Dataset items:

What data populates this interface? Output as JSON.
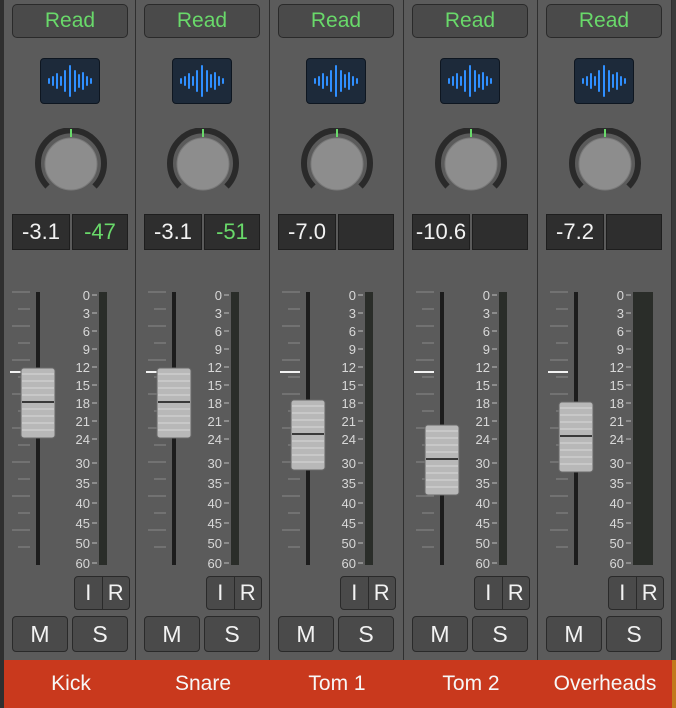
{
  "colors": {
    "accent_green": "#69d96a",
    "name_bar": "#c9391d",
    "strip_bg": "#5b5b5b",
    "plugin_wave": "#2f8fff"
  },
  "meter_scale": [
    "0",
    "3",
    "6",
    "9",
    "12",
    "15",
    "18",
    "21",
    "24",
    "30",
    "35",
    "40",
    "45",
    "50",
    "60"
  ],
  "channels": [
    {
      "name": "Kick",
      "automation": "Read",
      "volume": "-3.1",
      "peak": "-47",
      "input_label": "I",
      "record_label": "R",
      "mute_label": "M",
      "solo_label": "S",
      "fader_db": -3.1,
      "icon": "waveform-icon"
    },
    {
      "name": "Snare",
      "automation": "Read",
      "volume": "-3.1",
      "peak": "-51",
      "input_label": "I",
      "record_label": "R",
      "mute_label": "M",
      "solo_label": "S",
      "fader_db": -3.1,
      "icon": "waveform-icon"
    },
    {
      "name": "Tom 1",
      "automation": "Read",
      "volume": "-7.0",
      "peak": "",
      "input_label": "I",
      "record_label": "R",
      "mute_label": "M",
      "solo_label": "S",
      "fader_db": -7.0,
      "icon": "waveform-icon"
    },
    {
      "name": "Tom 2",
      "automation": "Read",
      "volume": "-10.6",
      "peak": "",
      "input_label": "I",
      "record_label": "R",
      "mute_label": "M",
      "solo_label": "S",
      "fader_db": -10.6,
      "icon": "waveform-icon"
    },
    {
      "name": "Overheads",
      "automation": "Read",
      "volume": "-7.2",
      "peak": "",
      "input_label": "I",
      "record_label": "R",
      "mute_label": "M",
      "solo_label": "S",
      "fader_db": -7.2,
      "icon": "waveform-icon"
    }
  ]
}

DIRECTION »
Without the pictures, write out all of the material exactly.

SOLUTION TO THE PROBLEM »
What data populates this interface? Output as JSON.
{
  "colors": {
    "accent_green": "#69d96a",
    "name_bar": "#c9391d",
    "strip_bg": "#5b5b5b",
    "plugin_wave": "#2f8fff"
  },
  "meter_scale": [
    "0",
    "3",
    "6",
    "9",
    "12",
    "15",
    "18",
    "21",
    "24",
    "30",
    "35",
    "40",
    "45",
    "50",
    "60"
  ],
  "channels": [
    {
      "name": "Kick",
      "automation": "Read",
      "volume": "-3.1",
      "peak": "-47",
      "input_label": "I",
      "record_label": "R",
      "mute_label": "M",
      "solo_label": "S",
      "fader_db": -3.1,
      "icon": "waveform-icon"
    },
    {
      "name": "Snare",
      "automation": "Read",
      "volume": "-3.1",
      "peak": "-51",
      "input_label": "I",
      "record_label": "R",
      "mute_label": "M",
      "solo_label": "S",
      "fader_db": -3.1,
      "icon": "waveform-icon"
    },
    {
      "name": "Tom 1",
      "automation": "Read",
      "volume": "-7.0",
      "peak": "",
      "input_label": "I",
      "record_label": "R",
      "mute_label": "M",
      "solo_label": "S",
      "fader_db": -7.0,
      "icon": "waveform-icon"
    },
    {
      "name": "Tom 2",
      "automation": "Read",
      "volume": "-10.6",
      "peak": "",
      "input_label": "I",
      "record_label": "R",
      "mute_label": "M",
      "solo_label": "S",
      "fader_db": -10.6,
      "icon": "waveform-icon"
    },
    {
      "name": "Overheads",
      "automation": "Read",
      "volume": "-7.2",
      "peak": "",
      "input_label": "I",
      "record_label": "R",
      "mute_label": "M",
      "solo_label": "S",
      "fader_db": -7.2,
      "icon": "waveform-icon"
    }
  ]
}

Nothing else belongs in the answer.